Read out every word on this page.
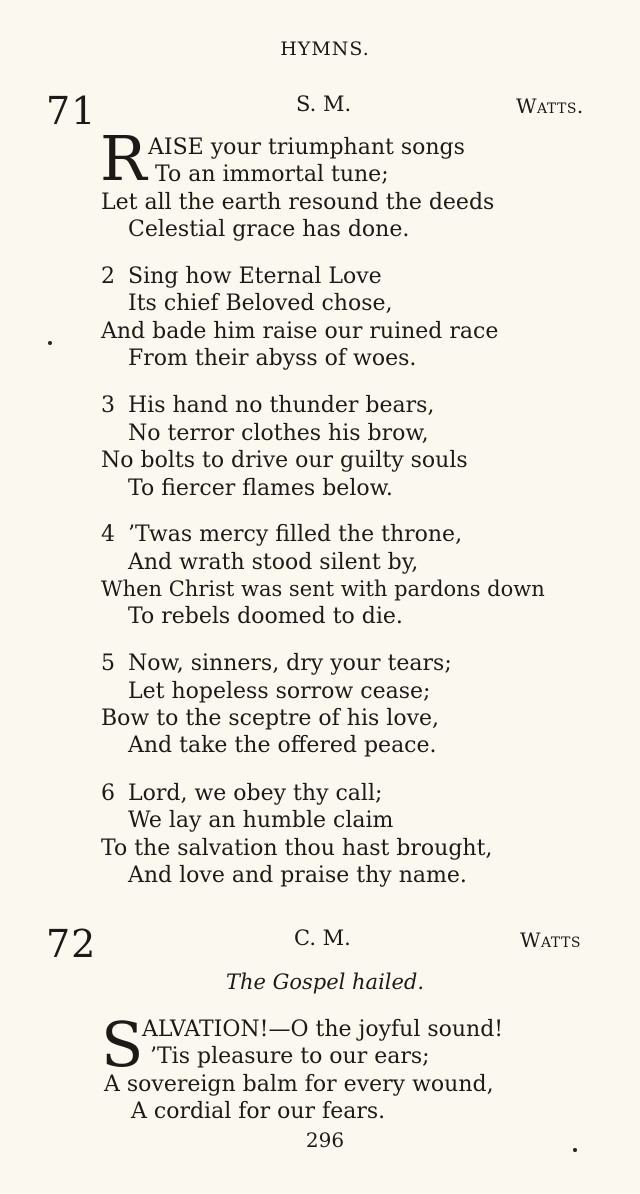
HYMNS.
71	S. M.	Watts.
R AISE your triumphant songs
To an immortal tune;
Let all the earth resound the deeds
Celestial grace has done.
2 Sing how Eternal Love
Its chief Beloved chose,
And bade him raise our ruined race
From their abyss of woes.
3 His hand no thunder bears,
No terror clothes his brow,
No bolts to drive our guilty souls
To fiercer flames below.
4 ’Twas mercy filled the throne,
And wrath stood silent by,
When Christ was sent with pardons down
To rebels doomed to die.
5 Now, sinners, dry your tears;
Let hopeless sorrow cease;
Bow to the sceptre of his love,
And take the offered peace.
6 Lord, we obey thy call;
We lay an humble claim
To the salvation thou hast brought,
And love and praise thy name.
72	C. M.	Watts
The Gospel hailed.
S
ALVATION!—O the joyful sound!
’Tis pleasure to our ears;
A sovereign balm for every wound,
A cordial for our fears.
296
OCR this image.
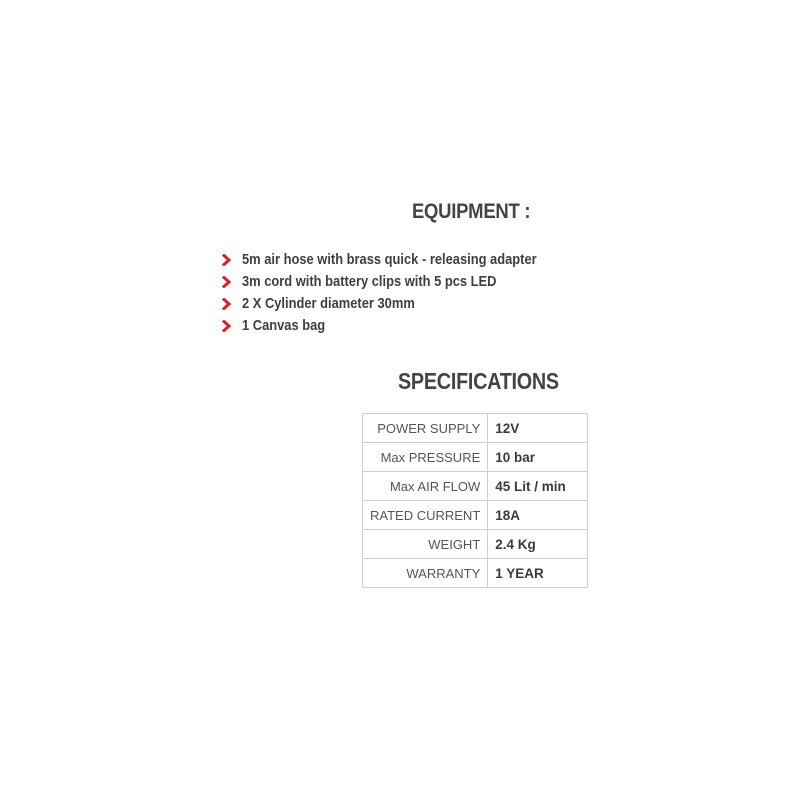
EQUIPMENT :
5m air hose with brass quick - releasing adapter
3m cord with battery clips with 5 pcs LED
2 X Cylinder diameter 30mm
1 Canvas bag
SPECIFICATIONS
POWER SUPPLY	12V
Max PRESSURE	10 bar
Max AIR FLOW	45 Lit / min
RATED CURRENT	18A
WEIGHT	2.4 Kg
WARRANTY	1 YEAR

********************

**Objective:** All entries must be written out again exactly as given, with no pictures in the copy.

**Exercise result:**
Read out every word on this page.
HYMNS.
71	S. M.	Watts.
R AISE your triumphant songs
To an immortal tune;
Let all the earth resound the deeds
Celestial grace has done.
2 Sing how Eternal Love
Its chief Beloved chose,
And bade him raise our ruined race
From their abyss of woes.
3 His hand no thunder bears,
No terror clothes his brow,
No bolts to drive our guilty souls
To fiercer flames below.
4 ’Twas mercy filled the throne,
And wrath stood silent by,
When Christ was sent with pardons down
To rebels doomed to die.
5 Now, sinners, dry your tears;
Let hopeless sorrow cease;
Bow to the sceptre of his love,
And take the offered peace.
6 Lord, we obey thy call;
We lay an humble claim
To the salvation thou hast brought,
And love and praise thy name.
72	C. M.	Watts
The Gospel hailed.
S
ALVATION!—O the joyful sound!
’Tis pleasure to our ears;
A sovereign balm for every wound,
A cordial for our fears.
296
OCR this image.
EQUIPMENT :
5m air hose with brass quick - releasing adapter
3m cord with battery clips with 5 pcs LED
2 X Cylinder diameter 30mm
1 Canvas bag
SPECIFICATIONS
POWER SUPPLY	12V
Max PRESSURE	10 bar
Max AIR FLOW	45 Lit / min
RATED CURRENT	18A
WEIGHT	2.4 Kg
WARRANTY	1 YEAR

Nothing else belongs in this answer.